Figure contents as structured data
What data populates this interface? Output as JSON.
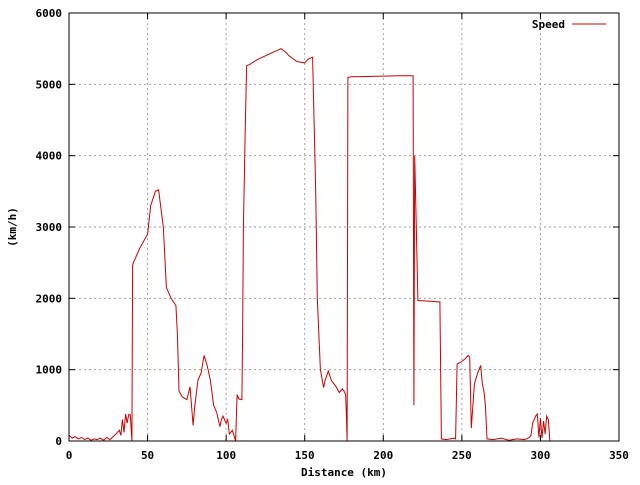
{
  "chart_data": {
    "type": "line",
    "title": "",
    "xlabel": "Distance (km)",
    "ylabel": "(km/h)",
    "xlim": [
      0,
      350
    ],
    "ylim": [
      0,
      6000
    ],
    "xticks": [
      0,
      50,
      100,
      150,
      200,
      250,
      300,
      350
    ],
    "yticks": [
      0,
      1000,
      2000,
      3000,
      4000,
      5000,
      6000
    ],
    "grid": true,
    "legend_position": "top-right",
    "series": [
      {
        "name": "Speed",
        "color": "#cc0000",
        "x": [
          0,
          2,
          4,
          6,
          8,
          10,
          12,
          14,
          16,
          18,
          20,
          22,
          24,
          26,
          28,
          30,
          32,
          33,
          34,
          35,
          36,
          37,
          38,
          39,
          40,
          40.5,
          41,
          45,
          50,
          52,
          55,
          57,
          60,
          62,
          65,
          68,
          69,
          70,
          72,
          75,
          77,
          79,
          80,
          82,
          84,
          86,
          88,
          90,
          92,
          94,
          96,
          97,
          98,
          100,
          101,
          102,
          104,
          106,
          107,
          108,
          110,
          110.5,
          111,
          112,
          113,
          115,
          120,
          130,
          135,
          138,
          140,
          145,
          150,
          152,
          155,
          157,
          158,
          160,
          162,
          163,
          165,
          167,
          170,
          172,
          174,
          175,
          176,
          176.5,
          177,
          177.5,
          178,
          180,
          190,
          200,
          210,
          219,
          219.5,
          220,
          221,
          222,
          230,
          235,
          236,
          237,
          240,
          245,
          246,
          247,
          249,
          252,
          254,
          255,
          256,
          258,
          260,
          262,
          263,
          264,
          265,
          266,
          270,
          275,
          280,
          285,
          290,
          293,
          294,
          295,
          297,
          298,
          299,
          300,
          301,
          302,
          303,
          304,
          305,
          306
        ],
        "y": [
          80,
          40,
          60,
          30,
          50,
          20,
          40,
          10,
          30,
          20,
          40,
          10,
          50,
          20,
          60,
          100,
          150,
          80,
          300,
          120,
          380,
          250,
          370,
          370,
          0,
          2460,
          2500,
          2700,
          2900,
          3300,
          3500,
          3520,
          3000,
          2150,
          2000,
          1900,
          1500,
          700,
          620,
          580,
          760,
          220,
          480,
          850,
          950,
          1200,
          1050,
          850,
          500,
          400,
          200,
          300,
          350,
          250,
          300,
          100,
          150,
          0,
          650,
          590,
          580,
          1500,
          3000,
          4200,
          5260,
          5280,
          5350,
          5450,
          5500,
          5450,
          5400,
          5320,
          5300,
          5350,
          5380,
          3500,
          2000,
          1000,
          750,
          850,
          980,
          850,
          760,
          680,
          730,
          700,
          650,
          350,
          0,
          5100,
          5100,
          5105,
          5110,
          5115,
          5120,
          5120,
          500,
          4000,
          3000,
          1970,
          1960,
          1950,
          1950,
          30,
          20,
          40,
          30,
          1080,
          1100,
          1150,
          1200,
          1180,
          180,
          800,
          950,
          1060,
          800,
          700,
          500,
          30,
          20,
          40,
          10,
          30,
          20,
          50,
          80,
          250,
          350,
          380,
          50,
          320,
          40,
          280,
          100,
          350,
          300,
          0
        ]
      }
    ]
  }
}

## WRITTEN INSTRUCTION
Leave out the pictures and print each record exactly as it stands.

## SOLUTION BELOW
What data populates this interface? Output as JSON.
{
  "chart_data": {
    "type": "line",
    "title": "",
    "xlabel": "Distance (km)",
    "ylabel": "(km/h)",
    "xlim": [
      0,
      350
    ],
    "ylim": [
      0,
      6000
    ],
    "xticks": [
      0,
      50,
      100,
      150,
      200,
      250,
      300,
      350
    ],
    "yticks": [
      0,
      1000,
      2000,
      3000,
      4000,
      5000,
      6000
    ],
    "grid": true,
    "legend_position": "top-right",
    "series": [
      {
        "name": "Speed",
        "color": "#cc0000",
        "x": [
          0,
          2,
          4,
          6,
          8,
          10,
          12,
          14,
          16,
          18,
          20,
          22,
          24,
          26,
          28,
          30,
          32,
          33,
          34,
          35,
          36,
          37,
          38,
          39,
          40,
          40.5,
          41,
          45,
          50,
          52,
          55,
          57,
          60,
          62,
          65,
          68,
          69,
          70,
          72,
          75,
          77,
          79,
          80,
          82,
          84,
          86,
          88,
          90,
          92,
          94,
          96,
          97,
          98,
          100,
          101,
          102,
          104,
          106,
          107,
          108,
          110,
          110.5,
          111,
          112,
          113,
          115,
          120,
          130,
          135,
          138,
          140,
          145,
          150,
          152,
          155,
          157,
          158,
          160,
          162,
          163,
          165,
          167,
          170,
          172,
          174,
          175,
          176,
          176.5,
          177,
          177.5,
          178,
          180,
          190,
          200,
          210,
          219,
          219.5,
          220,
          221,
          222,
          230,
          235,
          236,
          237,
          240,
          245,
          246,
          247,
          249,
          252,
          254,
          255,
          256,
          258,
          260,
          262,
          263,
          264,
          265,
          266,
          270,
          275,
          280,
          285,
          290,
          293,
          294,
          295,
          297,
          298,
          299,
          300,
          301,
          302,
          303,
          304,
          305,
          306
        ],
        "y": [
          80,
          40,
          60,
          30,
          50,
          20,
          40,
          10,
          30,
          20,
          40,
          10,
          50,
          20,
          60,
          100,
          150,
          80,
          300,
          120,
          380,
          250,
          370,
          370,
          0,
          2460,
          2500,
          2700,
          2900,
          3300,
          3500,
          3520,
          3000,
          2150,
          2000,
          1900,
          1500,
          700,
          620,
          580,
          760,
          220,
          480,
          850,
          950,
          1200,
          1050,
          850,
          500,
          400,
          200,
          300,
          350,
          250,
          300,
          100,
          150,
          0,
          650,
          590,
          580,
          1500,
          3000,
          4200,
          5260,
          5280,
          5350,
          5450,
          5500,
          5450,
          5400,
          5320,
          5300,
          5350,
          5380,
          3500,
          2000,
          1000,
          750,
          850,
          980,
          850,
          760,
          680,
          730,
          700,
          650,
          350,
          0,
          5100,
          5100,
          5105,
          5110,
          5115,
          5120,
          5120,
          500,
          4000,
          3000,
          1970,
          1960,
          1950,
          1950,
          30,
          20,
          40,
          30,
          1080,
          1100,
          1150,
          1200,
          1180,
          180,
          800,
          950,
          1060,
          800,
          700,
          500,
          30,
          20,
          40,
          10,
          30,
          20,
          50,
          80,
          250,
          350,
          380,
          50,
          320,
          40,
          280,
          100,
          350,
          300,
          0
        ]
      }
    ]
  }
}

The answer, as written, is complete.